Stored entries:
______

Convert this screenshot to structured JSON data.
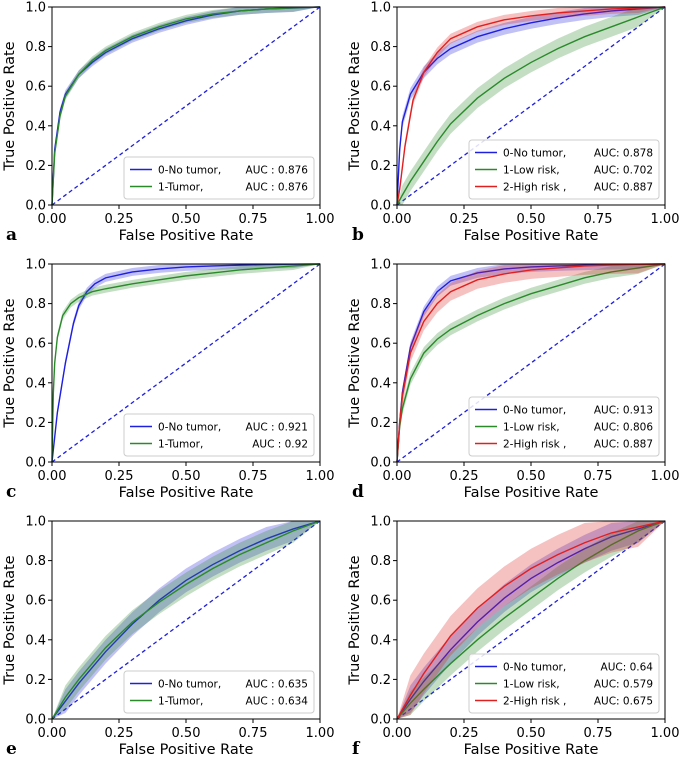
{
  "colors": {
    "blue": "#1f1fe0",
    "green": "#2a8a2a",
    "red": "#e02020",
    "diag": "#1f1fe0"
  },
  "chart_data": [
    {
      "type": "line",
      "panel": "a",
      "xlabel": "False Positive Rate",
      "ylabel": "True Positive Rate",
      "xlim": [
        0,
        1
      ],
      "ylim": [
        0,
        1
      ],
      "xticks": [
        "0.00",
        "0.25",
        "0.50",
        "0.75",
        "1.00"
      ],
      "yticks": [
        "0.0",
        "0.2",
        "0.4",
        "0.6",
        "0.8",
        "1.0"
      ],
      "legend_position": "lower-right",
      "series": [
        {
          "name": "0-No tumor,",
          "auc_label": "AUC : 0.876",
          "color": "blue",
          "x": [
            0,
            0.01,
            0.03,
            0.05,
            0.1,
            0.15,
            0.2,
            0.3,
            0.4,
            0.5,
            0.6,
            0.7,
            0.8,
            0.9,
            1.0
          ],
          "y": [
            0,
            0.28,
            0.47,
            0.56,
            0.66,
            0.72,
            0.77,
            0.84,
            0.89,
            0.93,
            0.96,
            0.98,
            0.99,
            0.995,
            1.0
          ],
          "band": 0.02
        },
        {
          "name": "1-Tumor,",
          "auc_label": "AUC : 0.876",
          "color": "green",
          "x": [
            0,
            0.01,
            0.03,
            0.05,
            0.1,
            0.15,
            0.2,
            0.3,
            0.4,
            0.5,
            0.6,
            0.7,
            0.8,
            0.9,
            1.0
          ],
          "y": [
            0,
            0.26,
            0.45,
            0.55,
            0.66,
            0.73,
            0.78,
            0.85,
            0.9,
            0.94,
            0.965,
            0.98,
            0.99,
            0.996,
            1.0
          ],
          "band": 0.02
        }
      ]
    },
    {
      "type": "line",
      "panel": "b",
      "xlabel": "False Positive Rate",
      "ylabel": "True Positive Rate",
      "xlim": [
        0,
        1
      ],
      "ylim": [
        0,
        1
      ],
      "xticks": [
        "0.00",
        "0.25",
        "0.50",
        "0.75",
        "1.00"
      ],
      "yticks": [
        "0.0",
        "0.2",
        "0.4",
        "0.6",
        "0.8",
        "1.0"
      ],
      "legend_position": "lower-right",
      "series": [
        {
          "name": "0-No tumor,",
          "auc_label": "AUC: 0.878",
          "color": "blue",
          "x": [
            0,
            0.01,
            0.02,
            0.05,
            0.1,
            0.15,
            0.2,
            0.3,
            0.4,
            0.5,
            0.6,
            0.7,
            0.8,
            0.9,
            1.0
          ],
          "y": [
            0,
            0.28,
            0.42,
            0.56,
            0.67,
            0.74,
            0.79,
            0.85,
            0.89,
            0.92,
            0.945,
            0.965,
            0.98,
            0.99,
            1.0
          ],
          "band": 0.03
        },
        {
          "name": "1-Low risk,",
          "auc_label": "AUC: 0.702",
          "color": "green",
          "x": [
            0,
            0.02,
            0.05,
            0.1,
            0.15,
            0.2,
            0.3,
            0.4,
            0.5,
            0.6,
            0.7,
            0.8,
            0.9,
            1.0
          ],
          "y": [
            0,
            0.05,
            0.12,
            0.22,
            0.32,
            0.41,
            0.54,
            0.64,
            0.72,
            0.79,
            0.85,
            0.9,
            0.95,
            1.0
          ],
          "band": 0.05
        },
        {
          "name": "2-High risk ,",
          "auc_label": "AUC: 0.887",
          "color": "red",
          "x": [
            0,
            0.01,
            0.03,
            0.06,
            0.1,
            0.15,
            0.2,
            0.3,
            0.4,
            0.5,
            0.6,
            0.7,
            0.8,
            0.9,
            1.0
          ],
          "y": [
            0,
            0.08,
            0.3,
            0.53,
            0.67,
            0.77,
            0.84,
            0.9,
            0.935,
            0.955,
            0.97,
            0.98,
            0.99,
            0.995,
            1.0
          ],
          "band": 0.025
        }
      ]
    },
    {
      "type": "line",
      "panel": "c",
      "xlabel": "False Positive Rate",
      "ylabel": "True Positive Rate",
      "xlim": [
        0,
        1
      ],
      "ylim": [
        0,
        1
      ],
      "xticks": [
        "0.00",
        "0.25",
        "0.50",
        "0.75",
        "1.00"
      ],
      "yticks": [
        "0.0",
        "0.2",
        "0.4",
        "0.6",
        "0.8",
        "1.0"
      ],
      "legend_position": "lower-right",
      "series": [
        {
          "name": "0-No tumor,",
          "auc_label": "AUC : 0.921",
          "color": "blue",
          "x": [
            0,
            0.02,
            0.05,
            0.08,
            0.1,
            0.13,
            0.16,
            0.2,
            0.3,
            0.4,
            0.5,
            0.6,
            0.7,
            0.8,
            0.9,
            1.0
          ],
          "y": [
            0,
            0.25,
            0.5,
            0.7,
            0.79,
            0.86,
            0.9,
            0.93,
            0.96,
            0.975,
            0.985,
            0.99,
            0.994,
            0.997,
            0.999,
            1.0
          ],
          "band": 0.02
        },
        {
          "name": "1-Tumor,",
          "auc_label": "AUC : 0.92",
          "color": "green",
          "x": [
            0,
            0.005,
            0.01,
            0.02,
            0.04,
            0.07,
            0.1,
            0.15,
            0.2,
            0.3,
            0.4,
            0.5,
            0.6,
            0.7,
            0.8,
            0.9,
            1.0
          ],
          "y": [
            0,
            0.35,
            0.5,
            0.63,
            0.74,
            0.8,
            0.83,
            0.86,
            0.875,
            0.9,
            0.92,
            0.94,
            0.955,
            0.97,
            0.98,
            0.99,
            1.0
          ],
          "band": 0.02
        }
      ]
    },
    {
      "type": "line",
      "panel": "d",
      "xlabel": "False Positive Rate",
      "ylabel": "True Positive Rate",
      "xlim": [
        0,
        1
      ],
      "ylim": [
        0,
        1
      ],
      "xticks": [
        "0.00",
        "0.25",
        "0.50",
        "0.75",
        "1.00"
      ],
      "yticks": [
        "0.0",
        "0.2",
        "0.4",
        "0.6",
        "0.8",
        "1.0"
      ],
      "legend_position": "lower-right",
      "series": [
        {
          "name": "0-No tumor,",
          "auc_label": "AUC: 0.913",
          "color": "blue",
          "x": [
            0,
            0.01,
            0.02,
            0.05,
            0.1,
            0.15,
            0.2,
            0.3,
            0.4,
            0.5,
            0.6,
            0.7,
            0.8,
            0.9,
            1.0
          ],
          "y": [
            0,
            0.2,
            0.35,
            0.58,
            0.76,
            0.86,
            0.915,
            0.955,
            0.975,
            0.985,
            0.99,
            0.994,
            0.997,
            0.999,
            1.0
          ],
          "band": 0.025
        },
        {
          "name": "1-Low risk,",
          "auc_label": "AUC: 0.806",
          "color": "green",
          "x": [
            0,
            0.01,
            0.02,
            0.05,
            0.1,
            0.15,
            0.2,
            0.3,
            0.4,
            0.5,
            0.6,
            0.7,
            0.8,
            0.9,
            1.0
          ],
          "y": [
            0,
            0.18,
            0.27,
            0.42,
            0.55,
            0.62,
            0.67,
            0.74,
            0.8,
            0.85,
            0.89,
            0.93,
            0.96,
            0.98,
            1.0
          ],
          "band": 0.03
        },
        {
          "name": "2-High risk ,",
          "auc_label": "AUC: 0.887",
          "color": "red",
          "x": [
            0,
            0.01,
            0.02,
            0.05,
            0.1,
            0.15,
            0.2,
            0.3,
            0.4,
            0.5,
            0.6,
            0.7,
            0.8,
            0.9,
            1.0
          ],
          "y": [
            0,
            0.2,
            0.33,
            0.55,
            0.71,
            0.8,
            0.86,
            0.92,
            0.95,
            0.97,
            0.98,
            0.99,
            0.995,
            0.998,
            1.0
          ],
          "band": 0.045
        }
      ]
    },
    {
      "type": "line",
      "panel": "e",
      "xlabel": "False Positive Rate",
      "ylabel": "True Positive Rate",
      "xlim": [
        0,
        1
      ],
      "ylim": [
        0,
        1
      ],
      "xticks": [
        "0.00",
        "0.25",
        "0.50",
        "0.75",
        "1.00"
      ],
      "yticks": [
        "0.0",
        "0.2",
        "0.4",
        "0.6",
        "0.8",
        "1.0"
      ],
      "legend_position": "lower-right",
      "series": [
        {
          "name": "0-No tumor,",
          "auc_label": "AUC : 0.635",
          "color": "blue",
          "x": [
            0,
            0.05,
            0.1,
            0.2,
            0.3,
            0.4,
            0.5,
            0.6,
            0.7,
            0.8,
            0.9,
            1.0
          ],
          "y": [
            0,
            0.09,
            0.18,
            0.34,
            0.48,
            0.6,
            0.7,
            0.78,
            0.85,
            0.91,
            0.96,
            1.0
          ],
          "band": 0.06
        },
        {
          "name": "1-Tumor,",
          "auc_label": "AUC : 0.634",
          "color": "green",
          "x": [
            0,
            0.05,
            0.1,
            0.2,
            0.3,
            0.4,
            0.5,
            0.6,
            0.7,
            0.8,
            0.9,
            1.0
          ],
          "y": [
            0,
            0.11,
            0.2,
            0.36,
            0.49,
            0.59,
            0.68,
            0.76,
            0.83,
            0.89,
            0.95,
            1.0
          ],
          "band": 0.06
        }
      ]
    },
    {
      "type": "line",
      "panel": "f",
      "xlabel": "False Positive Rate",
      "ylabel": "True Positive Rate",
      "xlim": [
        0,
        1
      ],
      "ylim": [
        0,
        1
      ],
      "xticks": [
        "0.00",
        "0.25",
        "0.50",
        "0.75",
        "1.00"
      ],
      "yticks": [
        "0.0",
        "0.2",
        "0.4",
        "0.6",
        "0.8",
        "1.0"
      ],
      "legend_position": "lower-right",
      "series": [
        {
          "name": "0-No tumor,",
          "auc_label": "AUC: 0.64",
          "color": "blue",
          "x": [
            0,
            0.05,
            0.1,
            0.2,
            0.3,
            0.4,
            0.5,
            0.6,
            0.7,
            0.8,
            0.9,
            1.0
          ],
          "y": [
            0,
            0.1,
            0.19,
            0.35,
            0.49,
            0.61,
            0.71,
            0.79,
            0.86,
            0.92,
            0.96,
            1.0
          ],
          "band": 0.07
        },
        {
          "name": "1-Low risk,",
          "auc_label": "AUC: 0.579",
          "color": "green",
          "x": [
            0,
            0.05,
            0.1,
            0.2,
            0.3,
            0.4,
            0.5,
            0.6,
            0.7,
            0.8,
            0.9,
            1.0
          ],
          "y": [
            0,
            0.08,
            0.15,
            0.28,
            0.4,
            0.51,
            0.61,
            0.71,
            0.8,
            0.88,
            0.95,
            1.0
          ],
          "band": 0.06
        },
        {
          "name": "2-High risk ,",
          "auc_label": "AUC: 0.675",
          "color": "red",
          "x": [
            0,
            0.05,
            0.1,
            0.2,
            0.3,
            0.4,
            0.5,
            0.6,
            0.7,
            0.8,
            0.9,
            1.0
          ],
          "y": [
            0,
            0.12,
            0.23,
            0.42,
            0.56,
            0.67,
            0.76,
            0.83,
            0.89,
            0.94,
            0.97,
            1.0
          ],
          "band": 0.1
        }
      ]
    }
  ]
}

______

WHAT TO DO: Whenever a line includes the word "panel", pull it out of the entries.

WRITTEN SOLUTION:
      "panel": "a",
      "panel": "b",
      "panel": "c",
      "panel": "d",
      "panel": "e",
      "panel": "f",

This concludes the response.